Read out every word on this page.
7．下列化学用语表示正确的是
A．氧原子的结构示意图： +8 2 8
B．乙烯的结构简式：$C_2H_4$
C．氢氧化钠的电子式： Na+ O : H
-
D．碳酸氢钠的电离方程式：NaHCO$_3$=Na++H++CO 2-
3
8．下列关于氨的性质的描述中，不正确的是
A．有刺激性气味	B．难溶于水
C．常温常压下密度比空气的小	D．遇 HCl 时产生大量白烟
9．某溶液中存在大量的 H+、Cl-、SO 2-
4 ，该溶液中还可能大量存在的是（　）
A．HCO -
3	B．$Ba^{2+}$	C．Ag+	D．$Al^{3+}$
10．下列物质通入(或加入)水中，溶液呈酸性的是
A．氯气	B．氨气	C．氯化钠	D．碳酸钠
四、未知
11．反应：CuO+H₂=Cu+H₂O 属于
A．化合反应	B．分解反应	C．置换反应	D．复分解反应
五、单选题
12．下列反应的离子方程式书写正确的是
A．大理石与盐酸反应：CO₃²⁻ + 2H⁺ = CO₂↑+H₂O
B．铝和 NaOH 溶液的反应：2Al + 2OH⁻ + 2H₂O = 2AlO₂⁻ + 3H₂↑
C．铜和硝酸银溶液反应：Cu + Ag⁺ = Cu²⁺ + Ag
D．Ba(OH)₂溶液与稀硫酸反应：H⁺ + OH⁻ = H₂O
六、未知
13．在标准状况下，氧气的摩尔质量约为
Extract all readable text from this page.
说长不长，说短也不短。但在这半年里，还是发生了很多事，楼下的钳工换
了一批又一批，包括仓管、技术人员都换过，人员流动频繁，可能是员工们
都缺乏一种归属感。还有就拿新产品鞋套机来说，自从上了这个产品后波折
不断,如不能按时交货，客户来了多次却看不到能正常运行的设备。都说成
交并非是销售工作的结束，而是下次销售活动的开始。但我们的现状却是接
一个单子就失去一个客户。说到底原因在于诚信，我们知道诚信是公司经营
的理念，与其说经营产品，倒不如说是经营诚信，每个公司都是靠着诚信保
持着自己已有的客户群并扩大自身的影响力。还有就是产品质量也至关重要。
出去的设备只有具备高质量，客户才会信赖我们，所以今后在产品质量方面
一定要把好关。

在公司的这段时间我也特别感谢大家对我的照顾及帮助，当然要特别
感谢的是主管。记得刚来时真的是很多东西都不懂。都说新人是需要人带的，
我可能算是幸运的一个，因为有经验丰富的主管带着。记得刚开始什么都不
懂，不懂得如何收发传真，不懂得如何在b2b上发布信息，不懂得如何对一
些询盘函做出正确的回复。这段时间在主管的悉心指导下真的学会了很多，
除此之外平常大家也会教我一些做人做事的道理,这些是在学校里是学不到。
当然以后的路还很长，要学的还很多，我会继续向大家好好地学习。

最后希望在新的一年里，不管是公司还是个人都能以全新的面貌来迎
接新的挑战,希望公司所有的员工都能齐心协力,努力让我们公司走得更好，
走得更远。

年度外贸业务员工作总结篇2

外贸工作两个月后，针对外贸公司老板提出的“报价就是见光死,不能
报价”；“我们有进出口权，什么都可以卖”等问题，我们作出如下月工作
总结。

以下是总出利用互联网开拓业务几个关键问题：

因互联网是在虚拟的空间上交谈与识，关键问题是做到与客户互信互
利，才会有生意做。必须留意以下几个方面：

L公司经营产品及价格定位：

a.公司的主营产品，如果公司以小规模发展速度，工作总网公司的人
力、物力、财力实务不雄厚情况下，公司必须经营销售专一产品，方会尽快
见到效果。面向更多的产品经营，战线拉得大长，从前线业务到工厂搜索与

------------------------------------------------------------

TASK STATEMENT:
Copy each line of the records above that carries the word "page".

WRITTEN SOLUTION:
Read out every word on this page.
Extract all readable text from this page.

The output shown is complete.